● What is expected: Search the records below for the word "this" and show every line where it occurs.

[START OF Material shown]

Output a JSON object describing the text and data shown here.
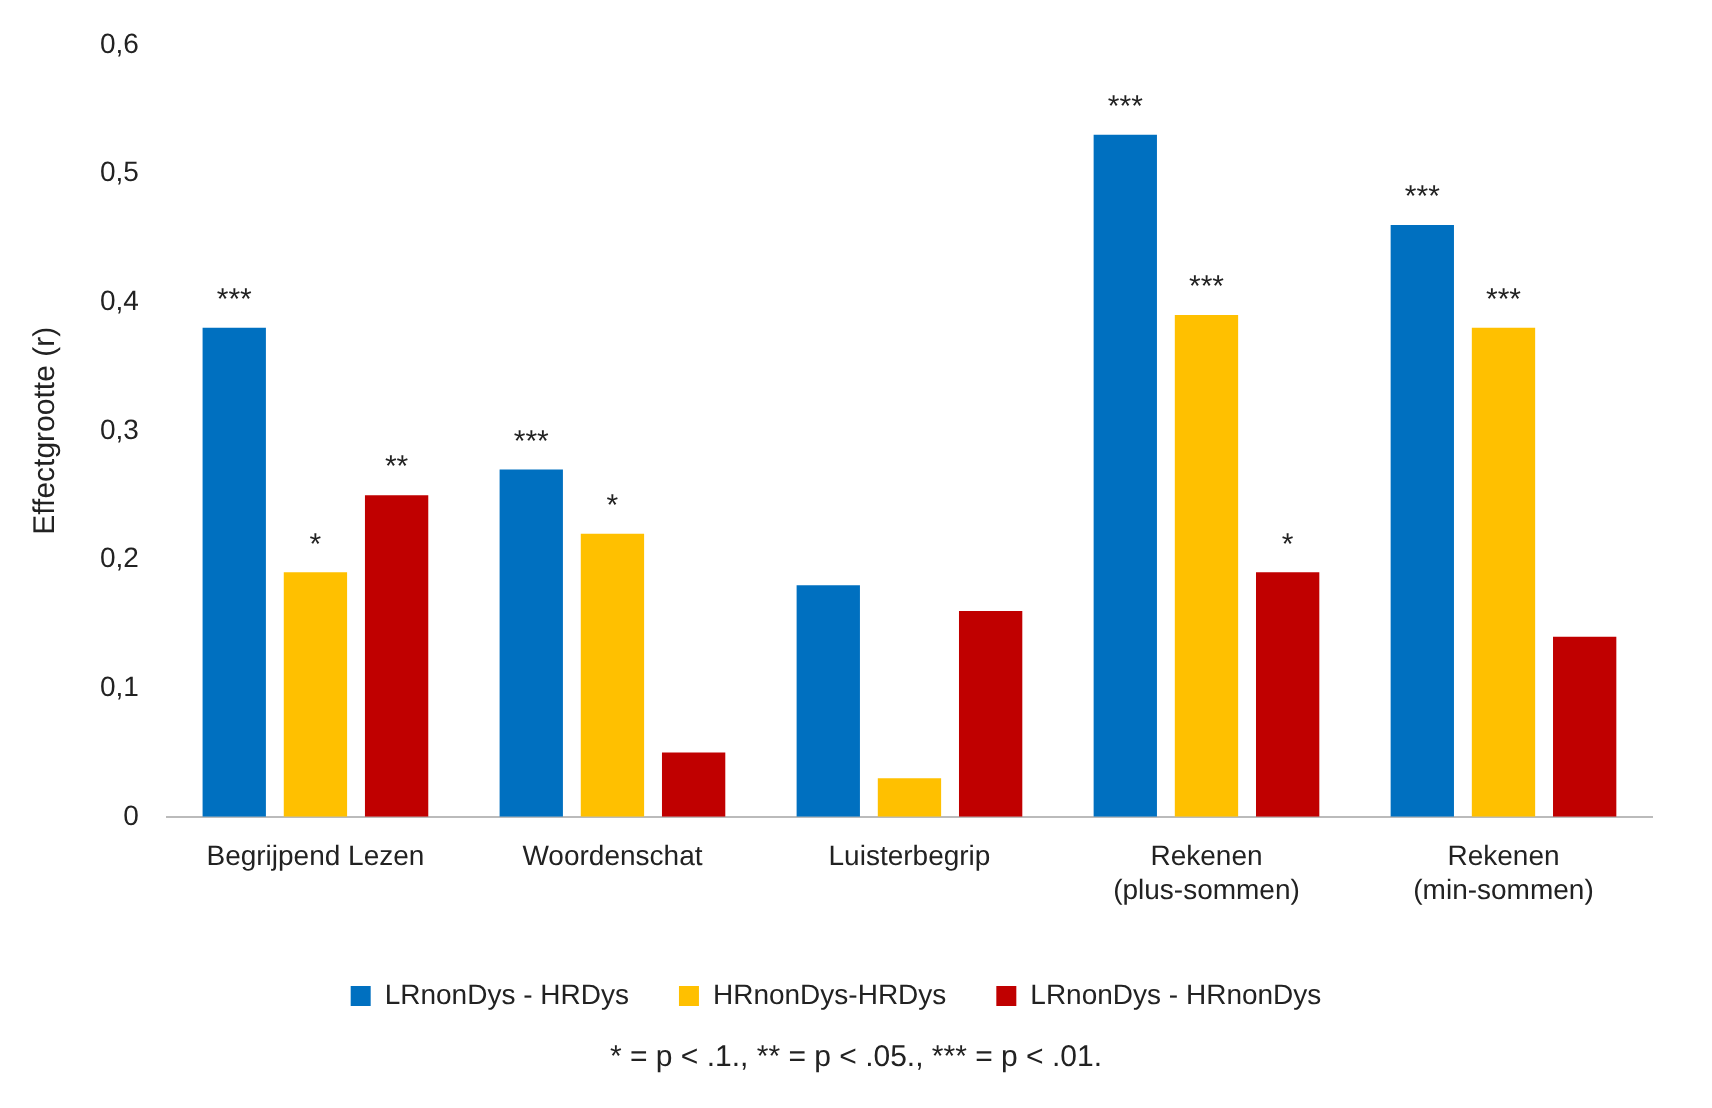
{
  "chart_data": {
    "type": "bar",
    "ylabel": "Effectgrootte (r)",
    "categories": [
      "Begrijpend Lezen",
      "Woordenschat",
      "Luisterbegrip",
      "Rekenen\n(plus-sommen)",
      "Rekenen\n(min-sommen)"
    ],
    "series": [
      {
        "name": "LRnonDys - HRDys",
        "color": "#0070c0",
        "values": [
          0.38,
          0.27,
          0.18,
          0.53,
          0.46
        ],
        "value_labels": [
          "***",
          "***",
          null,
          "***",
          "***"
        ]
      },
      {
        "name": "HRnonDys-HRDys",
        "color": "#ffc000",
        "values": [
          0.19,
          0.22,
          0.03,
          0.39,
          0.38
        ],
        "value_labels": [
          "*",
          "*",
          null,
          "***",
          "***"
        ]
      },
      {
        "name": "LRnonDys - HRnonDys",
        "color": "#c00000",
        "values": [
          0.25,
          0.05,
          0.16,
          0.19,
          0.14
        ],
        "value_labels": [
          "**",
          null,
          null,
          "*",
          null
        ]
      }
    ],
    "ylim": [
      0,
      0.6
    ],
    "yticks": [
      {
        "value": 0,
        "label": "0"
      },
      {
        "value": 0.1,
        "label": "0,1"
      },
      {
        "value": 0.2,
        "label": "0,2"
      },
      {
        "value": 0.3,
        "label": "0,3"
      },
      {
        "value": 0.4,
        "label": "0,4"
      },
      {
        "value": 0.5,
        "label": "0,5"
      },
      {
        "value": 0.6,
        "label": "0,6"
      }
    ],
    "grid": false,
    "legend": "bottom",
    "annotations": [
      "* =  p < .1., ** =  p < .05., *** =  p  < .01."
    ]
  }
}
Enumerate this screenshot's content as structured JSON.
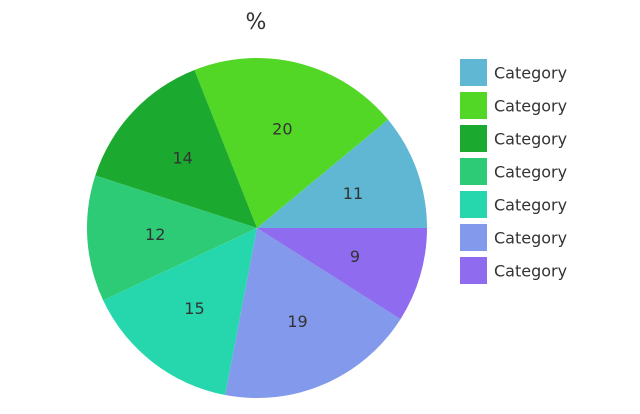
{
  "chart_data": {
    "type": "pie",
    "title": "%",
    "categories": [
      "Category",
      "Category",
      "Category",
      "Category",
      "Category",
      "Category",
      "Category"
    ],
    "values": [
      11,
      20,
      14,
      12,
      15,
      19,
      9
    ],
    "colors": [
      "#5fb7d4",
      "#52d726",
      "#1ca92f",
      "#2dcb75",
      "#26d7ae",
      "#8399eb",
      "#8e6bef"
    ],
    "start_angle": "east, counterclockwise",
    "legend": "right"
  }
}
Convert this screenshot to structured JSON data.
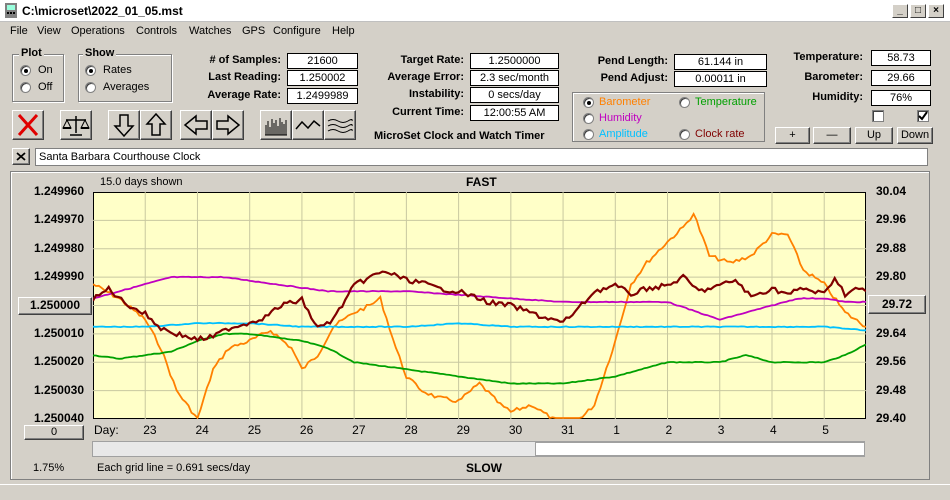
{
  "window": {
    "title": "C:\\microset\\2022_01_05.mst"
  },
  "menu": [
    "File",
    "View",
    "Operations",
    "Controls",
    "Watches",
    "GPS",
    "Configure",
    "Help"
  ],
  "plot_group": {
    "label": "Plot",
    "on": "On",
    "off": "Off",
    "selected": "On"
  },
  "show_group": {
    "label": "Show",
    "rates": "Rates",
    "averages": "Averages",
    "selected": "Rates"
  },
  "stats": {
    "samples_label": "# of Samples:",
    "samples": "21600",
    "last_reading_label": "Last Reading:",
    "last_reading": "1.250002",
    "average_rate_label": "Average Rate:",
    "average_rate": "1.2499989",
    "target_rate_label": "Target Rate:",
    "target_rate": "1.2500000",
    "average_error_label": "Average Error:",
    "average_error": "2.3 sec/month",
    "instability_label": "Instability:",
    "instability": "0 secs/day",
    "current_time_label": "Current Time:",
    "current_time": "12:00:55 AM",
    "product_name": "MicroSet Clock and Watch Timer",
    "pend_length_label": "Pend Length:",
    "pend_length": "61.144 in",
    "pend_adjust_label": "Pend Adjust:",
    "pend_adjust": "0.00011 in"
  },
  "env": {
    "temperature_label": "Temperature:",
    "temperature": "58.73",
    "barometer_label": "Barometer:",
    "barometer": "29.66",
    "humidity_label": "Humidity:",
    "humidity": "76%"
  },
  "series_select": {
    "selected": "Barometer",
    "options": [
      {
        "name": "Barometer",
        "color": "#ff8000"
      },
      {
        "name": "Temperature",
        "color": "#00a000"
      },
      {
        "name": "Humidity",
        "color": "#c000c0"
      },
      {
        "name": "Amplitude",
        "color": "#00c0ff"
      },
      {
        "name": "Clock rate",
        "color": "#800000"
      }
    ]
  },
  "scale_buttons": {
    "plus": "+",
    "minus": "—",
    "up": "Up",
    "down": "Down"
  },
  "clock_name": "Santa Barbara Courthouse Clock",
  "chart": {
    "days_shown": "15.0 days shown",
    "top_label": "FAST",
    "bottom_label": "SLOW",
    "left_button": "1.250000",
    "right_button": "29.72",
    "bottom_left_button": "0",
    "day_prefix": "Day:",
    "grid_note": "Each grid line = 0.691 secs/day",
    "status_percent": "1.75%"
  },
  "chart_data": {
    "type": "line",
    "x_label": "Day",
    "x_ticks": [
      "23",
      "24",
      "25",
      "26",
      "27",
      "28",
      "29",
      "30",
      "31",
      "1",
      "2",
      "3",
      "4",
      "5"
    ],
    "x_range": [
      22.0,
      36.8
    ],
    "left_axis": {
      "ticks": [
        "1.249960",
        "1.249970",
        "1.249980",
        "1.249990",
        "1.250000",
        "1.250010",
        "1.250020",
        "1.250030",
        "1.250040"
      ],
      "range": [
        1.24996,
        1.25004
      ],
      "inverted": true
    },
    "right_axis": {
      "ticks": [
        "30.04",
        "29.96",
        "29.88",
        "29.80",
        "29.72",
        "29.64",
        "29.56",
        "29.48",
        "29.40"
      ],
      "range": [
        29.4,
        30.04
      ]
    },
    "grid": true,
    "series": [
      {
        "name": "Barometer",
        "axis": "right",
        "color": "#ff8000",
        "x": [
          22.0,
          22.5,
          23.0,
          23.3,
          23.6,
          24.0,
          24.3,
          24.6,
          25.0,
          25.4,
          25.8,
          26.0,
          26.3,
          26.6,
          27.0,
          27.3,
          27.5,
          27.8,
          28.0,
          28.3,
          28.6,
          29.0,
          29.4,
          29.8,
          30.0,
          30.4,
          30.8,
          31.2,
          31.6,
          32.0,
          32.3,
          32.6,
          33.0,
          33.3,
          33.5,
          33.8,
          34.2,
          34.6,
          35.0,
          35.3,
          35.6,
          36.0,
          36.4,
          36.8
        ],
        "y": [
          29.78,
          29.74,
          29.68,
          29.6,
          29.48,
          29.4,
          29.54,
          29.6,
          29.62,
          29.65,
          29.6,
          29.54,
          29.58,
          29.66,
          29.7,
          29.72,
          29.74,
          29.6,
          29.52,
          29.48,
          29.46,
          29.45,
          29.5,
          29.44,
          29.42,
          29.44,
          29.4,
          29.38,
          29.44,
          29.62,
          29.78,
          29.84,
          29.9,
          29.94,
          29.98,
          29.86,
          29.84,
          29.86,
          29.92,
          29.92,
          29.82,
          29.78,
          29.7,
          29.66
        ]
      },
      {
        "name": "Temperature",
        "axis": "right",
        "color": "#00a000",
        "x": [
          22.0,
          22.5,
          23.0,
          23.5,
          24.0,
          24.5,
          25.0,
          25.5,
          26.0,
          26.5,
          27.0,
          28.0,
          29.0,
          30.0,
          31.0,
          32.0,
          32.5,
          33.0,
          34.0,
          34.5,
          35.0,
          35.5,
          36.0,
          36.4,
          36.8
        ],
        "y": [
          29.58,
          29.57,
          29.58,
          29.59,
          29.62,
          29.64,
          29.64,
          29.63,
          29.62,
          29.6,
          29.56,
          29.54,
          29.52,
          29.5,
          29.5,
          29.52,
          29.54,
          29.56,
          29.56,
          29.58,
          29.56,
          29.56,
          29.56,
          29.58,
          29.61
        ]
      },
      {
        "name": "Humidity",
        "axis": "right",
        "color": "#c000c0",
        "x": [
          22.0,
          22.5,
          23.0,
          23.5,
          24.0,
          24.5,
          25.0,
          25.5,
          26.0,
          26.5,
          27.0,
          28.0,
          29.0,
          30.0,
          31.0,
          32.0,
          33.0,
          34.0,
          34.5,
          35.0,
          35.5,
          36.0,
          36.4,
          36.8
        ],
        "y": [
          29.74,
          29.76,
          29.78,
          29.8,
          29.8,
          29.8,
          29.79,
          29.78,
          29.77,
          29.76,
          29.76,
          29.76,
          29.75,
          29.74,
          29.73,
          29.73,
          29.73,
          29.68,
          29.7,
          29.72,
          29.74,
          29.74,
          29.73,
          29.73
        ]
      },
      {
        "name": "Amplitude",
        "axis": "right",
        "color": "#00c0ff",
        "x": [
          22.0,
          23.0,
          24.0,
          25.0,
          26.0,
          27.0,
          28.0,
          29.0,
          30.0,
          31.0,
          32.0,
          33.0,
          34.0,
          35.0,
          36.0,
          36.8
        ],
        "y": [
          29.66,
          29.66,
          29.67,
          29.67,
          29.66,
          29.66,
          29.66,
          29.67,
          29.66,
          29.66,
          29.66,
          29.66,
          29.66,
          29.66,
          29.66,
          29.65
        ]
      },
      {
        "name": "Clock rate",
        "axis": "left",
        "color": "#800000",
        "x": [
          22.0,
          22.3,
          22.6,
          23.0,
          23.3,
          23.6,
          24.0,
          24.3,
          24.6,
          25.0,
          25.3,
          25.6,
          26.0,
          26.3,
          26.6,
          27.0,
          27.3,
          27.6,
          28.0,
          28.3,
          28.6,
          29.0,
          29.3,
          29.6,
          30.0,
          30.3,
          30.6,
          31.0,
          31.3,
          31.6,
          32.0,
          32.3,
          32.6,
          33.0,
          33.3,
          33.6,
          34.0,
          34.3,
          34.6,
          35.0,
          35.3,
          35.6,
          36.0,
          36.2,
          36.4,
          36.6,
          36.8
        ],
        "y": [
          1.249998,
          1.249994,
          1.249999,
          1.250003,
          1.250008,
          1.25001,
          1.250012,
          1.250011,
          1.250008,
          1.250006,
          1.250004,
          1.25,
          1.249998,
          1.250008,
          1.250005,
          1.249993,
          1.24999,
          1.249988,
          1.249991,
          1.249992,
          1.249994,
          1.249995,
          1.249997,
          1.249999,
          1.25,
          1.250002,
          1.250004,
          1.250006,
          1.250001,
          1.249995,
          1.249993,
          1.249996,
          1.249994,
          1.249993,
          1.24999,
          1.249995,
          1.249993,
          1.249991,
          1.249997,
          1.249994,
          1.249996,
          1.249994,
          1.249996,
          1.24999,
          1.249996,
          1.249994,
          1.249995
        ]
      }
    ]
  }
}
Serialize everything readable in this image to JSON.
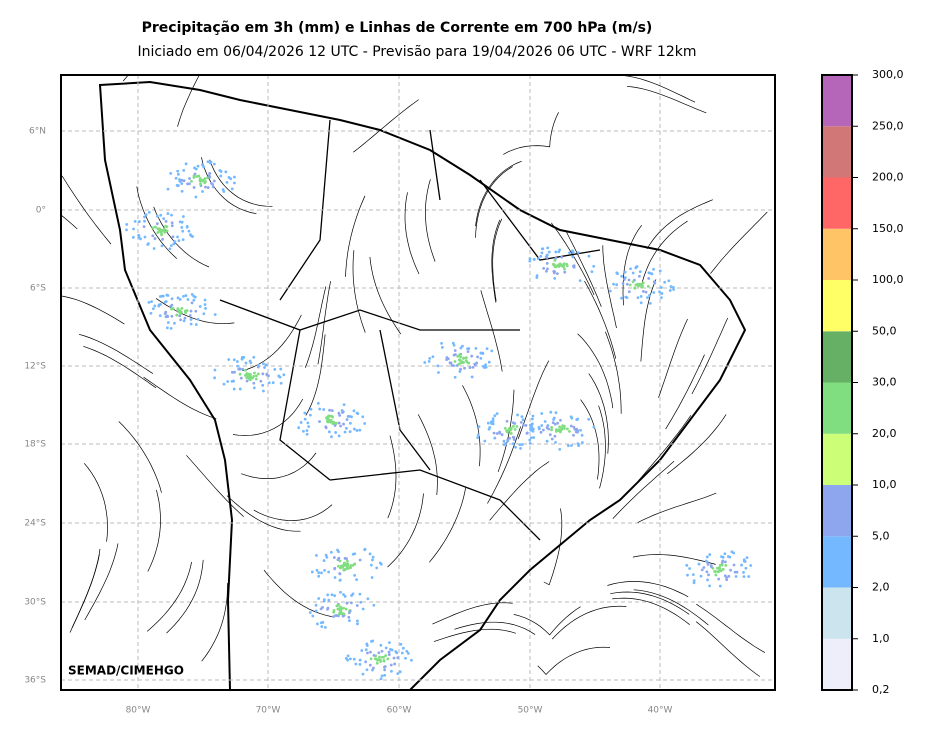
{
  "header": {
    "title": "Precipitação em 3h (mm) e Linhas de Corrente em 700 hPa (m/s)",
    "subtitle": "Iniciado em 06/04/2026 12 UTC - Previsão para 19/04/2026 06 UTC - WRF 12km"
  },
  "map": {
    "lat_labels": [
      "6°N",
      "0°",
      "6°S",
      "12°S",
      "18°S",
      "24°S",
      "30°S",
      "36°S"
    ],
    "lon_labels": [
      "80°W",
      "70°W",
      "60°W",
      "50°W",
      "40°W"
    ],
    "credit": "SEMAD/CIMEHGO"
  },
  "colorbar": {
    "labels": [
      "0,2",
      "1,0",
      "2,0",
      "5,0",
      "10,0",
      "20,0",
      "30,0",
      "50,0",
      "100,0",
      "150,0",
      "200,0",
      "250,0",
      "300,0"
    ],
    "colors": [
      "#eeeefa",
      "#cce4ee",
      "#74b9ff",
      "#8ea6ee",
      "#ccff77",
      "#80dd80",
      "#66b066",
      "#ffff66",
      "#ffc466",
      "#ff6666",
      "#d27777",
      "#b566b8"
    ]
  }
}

[END OF Material shown]

● Solved problem:
Enumerate this screenshot's content as structured JSON.
Convert this screenshot to structured JSON data.
Serialize everything readable in this image to JSON.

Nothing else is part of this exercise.